--- start ---

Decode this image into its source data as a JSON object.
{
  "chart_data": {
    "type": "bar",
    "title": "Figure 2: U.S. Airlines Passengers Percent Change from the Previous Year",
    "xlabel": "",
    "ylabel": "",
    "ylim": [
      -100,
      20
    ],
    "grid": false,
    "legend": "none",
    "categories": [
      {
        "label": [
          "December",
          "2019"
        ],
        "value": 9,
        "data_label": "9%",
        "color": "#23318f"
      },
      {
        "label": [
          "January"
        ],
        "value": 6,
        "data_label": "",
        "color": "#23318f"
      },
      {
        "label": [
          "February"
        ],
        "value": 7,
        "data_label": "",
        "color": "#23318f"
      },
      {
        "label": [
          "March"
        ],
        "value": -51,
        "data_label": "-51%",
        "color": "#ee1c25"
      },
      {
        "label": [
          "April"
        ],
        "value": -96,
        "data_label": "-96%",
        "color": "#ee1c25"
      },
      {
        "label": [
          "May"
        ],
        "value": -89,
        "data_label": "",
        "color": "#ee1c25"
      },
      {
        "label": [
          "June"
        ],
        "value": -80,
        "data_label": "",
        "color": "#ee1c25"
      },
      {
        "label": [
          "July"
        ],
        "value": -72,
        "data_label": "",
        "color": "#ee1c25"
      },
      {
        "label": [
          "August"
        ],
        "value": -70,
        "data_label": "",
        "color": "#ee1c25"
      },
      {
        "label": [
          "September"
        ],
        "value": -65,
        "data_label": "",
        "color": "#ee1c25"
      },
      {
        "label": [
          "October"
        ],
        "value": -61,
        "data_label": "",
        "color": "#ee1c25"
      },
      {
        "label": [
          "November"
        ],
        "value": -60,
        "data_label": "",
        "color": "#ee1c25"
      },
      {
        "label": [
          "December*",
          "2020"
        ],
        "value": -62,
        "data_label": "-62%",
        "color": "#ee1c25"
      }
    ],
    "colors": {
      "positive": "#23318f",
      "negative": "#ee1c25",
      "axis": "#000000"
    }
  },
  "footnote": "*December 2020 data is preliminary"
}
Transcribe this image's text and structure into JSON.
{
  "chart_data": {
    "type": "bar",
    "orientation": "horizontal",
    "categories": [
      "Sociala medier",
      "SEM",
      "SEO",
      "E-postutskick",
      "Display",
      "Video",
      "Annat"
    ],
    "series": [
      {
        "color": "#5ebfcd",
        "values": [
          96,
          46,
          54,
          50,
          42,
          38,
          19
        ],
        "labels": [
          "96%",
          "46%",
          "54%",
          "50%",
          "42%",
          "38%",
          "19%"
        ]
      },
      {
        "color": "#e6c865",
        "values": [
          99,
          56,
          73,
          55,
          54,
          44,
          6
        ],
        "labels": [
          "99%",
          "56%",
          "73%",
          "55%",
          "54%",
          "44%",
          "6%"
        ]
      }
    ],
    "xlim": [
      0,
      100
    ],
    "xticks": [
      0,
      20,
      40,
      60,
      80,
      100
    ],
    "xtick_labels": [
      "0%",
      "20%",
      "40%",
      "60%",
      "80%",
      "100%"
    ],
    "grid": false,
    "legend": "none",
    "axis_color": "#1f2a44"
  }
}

--- end ---

» WRITTEN REQUEST:
From the records above, extract every entry verbatim.

» THE ANSWER:
Decode this image into its source data as a JSON object.
{
  "chart_data": {
    "type": "bar",
    "title": "Figure 2: U.S. Airlines Passengers Percent Change from the Previous Year",
    "xlabel": "",
    "ylabel": "",
    "ylim": [
      -100,
      20
    ],
    "grid": false,
    "legend": "none",
    "categories": [
      {
        "label": [
          "December",
          "2019"
        ],
        "value": 9,
        "data_label": "9%",
        "color": "#23318f"
      },
      {
        "label": [
          "January"
        ],
        "value": 6,
        "data_label": "",
        "color": "#23318f"
      },
      {
        "label": [
          "February"
        ],
        "value": 7,
        "data_label": "",
        "color": "#23318f"
      },
      {
        "label": [
          "March"
        ],
        "value": -51,
        "data_label": "-51%",
        "color": "#ee1c25"
      },
      {
        "label": [
          "April"
        ],
        "value": -96,
        "data_label": "-96%",
        "color": "#ee1c25"
      },
      {
        "label": [
          "May"
        ],
        "value": -89,
        "data_label": "",
        "color": "#ee1c25"
      },
      {
        "label": [
          "June"
        ],
        "value": -80,
        "data_label": "",
        "color": "#ee1c25"
      },
      {
        "label": [
          "July"
        ],
        "value": -72,
        "data_label": "",
        "color": "#ee1c25"
      },
      {
        "label": [
          "August"
        ],
        "value": -70,
        "data_label": "",
        "color": "#ee1c25"
      },
      {
        "label": [
          "September"
        ],
        "value": -65,
        "data_label": "",
        "color": "#ee1c25"
      },
      {
        "label": [
          "October"
        ],
        "value": -61,
        "data_label": "",
        "color": "#ee1c25"
      },
      {
        "label": [
          "November"
        ],
        "value": -60,
        "data_label": "",
        "color": "#ee1c25"
      },
      {
        "label": [
          "December*",
          "2020"
        ],
        "value": -62,
        "data_label": "-62%",
        "color": "#ee1c25"
      }
    ],
    "colors": {
      "positive": "#23318f",
      "negative": "#ee1c25",
      "axis": "#000000"
    }
  },
  "footnote": "*December 2020 data is preliminary"
}
Transcribe this image's text and structure into JSON.
{
  "chart_data": {
    "type": "bar",
    "orientation": "horizontal",
    "categories": [
      "Sociala medier",
      "SEM",
      "SEO",
      "E-postutskick",
      "Display",
      "Video",
      "Annat"
    ],
    "series": [
      {
        "color": "#5ebfcd",
        "values": [
          96,
          46,
          54,
          50,
          42,
          38,
          19
        ],
        "labels": [
          "96%",
          "46%",
          "54%",
          "50%",
          "42%",
          "38%",
          "19%"
        ]
      },
      {
        "color": "#e6c865",
        "values": [
          99,
          56,
          73,
          55,
          54,
          44,
          6
        ],
        "labels": [
          "99%",
          "56%",
          "73%",
          "55%",
          "54%",
          "44%",
          "6%"
        ]
      }
    ],
    "xlim": [
      0,
      100
    ],
    "xticks": [
      0,
      20,
      40,
      60,
      80,
      100
    ],
    "xtick_labels": [
      "0%",
      "20%",
      "40%",
      "60%",
      "80%",
      "100%"
    ],
    "grid": false,
    "legend": "none",
    "axis_color": "#1f2a44"
  }
}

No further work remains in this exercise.